■ **WORK TO COMPLETE**: Find the string "Rather" in the records. Copy every line it appears in.

Items from a dataset:
:::

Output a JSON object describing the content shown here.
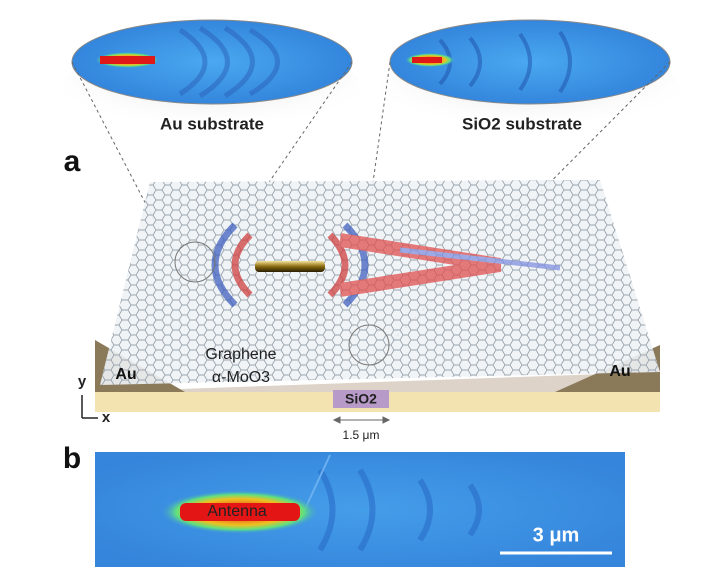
{
  "panel_a": {
    "label": "a",
    "insets": [
      "Au substrate",
      "SiO2 substrate"
    ],
    "layers": {
      "graphene": "Graphene",
      "moo3": "α-MoO3",
      "au_left": "Au",
      "au_right": "Au",
      "sio2": "SiO2"
    },
    "axes": {
      "y": "y",
      "x": "x"
    },
    "gap_width": "1.5 μm"
  },
  "panel_b": {
    "label": "b",
    "antenna": "Antenna",
    "scale_bar": "3 μm"
  }
}
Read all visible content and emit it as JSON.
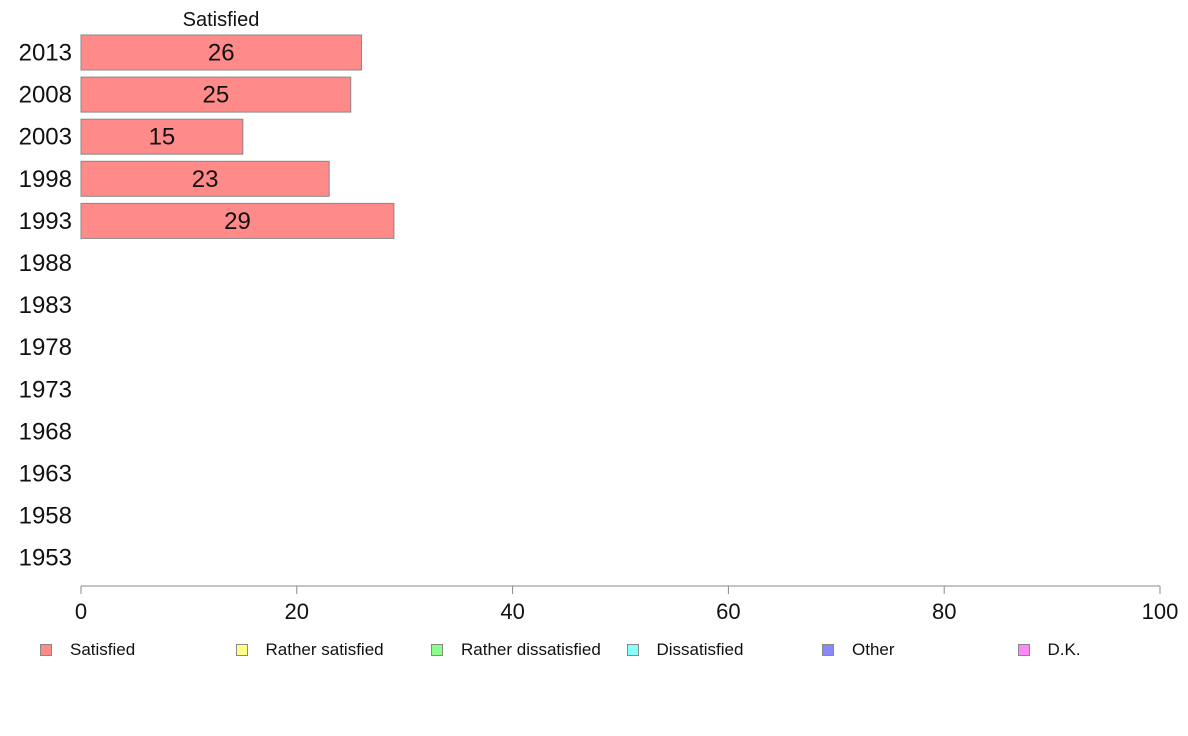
{
  "chart_data": {
    "type": "bar",
    "orientation": "horizontal",
    "stacked": true,
    "categories": [
      "2013",
      "2008",
      "2003",
      "1998",
      "1993",
      "1988",
      "1983",
      "1978",
      "1973",
      "1968",
      "1963",
      "1958",
      "1953"
    ],
    "series": [
      {
        "name": "Satisfied",
        "color": "#ff8a8a",
        "values": [
          26,
          25,
          15,
          23,
          29,
          null,
          null,
          null,
          null,
          null,
          null,
          null,
          null
        ]
      },
      {
        "name": "Rather satisfied",
        "color": "#ffff88",
        "values": [
          null,
          null,
          null,
          null,
          null,
          null,
          null,
          null,
          null,
          null,
          null,
          null,
          null
        ]
      },
      {
        "name": "Rather dissatisfied",
        "color": "#88ff88",
        "values": [
          null,
          null,
          null,
          null,
          null,
          null,
          null,
          null,
          null,
          null,
          null,
          null,
          null
        ]
      },
      {
        "name": "Dissatisfied",
        "color": "#88ffff",
        "values": [
          null,
          null,
          null,
          null,
          null,
          null,
          null,
          null,
          null,
          null,
          null,
          null,
          null
        ]
      },
      {
        "name": "Other",
        "color": "#8888ff",
        "values": [
          null,
          null,
          null,
          null,
          null,
          null,
          null,
          null,
          null,
          null,
          null,
          null,
          null
        ]
      },
      {
        "name": "D.K.",
        "color": "#ff88ff",
        "values": [
          null,
          null,
          null,
          null,
          null,
          null,
          null,
          null,
          null,
          null,
          null,
          null,
          null
        ]
      }
    ],
    "top_label": "Satisfied",
    "xlim": [
      0,
      100
    ],
    "xticks": [
      0,
      20,
      40,
      60,
      80,
      100
    ],
    "grid": false,
    "legend_position": "bottom"
  }
}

:::

■ **EXERCISE SOLUTION**:
        "name": "Rather satisfied",
        "name": "Rather dissatisfied",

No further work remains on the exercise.